▶ _Given records_
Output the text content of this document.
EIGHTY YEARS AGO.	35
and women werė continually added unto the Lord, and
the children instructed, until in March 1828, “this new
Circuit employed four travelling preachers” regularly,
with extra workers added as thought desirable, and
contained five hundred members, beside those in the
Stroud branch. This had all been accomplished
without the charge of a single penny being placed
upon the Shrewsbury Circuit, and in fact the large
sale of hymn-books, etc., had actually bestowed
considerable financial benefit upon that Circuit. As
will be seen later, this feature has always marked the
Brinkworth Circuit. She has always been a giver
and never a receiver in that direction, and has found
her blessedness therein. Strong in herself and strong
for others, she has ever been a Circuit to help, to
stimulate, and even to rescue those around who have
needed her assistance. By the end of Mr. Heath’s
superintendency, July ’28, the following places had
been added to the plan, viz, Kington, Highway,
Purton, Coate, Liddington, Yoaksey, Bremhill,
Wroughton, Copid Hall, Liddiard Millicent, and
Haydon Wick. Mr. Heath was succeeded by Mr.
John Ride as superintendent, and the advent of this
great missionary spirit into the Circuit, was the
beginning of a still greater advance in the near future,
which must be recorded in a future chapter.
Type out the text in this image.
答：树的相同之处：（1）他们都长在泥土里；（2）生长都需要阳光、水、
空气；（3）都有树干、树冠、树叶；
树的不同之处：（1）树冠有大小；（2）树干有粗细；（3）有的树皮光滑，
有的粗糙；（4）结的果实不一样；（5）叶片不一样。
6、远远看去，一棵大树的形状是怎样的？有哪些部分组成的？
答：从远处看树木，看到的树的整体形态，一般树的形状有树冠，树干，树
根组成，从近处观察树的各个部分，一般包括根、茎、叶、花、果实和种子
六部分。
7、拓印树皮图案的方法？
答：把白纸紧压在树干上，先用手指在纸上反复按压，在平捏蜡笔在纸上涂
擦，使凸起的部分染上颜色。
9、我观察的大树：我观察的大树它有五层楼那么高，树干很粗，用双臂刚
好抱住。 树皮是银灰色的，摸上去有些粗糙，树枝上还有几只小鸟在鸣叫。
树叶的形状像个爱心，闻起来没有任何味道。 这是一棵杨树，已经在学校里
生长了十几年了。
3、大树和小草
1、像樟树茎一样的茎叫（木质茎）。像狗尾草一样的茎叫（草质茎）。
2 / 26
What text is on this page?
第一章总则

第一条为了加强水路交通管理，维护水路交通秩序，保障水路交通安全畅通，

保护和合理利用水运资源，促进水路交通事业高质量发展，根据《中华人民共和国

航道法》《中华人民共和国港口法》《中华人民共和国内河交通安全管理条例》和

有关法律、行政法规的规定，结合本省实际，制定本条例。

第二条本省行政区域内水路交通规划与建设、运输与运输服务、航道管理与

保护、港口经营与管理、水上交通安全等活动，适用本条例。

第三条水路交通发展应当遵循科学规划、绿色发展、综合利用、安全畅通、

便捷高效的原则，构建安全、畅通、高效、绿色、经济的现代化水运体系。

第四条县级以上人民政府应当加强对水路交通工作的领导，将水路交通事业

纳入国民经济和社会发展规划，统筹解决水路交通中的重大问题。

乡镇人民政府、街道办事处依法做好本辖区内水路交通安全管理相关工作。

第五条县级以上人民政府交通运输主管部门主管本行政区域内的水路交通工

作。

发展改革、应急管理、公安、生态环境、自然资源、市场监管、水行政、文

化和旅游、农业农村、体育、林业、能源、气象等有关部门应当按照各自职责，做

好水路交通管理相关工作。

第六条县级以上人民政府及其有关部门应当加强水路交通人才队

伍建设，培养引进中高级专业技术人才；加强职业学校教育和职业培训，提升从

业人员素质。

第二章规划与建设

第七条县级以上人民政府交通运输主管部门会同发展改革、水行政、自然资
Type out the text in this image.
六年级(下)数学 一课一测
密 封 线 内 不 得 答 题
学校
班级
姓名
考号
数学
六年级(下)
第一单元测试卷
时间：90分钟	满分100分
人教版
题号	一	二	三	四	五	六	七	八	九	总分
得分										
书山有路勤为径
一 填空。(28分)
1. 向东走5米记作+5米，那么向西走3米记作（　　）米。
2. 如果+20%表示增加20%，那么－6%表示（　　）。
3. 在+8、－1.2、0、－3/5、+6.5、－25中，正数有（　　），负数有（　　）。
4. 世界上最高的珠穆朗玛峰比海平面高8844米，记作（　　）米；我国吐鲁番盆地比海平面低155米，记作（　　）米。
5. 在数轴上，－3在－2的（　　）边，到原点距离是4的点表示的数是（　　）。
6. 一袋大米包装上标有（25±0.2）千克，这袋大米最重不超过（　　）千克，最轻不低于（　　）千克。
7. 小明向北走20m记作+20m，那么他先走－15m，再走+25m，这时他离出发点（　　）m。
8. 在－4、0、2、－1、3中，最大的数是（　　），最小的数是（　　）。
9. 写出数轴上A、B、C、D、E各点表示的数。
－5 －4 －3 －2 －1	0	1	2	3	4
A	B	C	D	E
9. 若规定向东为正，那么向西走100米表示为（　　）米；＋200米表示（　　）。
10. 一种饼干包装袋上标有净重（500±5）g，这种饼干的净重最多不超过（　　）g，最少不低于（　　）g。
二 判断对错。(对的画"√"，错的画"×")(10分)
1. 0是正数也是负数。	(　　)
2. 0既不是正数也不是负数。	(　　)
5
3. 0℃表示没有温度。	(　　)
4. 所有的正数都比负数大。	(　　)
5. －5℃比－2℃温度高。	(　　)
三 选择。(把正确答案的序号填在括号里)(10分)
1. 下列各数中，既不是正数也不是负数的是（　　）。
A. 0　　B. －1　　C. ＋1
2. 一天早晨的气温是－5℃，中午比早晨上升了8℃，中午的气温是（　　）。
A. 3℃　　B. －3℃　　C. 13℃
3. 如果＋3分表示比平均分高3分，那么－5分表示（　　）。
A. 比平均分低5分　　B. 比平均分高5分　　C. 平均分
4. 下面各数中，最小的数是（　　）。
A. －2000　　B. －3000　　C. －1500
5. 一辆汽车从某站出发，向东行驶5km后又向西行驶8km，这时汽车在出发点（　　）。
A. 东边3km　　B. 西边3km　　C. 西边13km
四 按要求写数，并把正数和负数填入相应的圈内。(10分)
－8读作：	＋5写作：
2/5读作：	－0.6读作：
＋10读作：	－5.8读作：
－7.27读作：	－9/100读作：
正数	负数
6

▶ _To be done_
Find the lines of the material that hold the word "text" and report their count alone.

▶ _Written answer_
4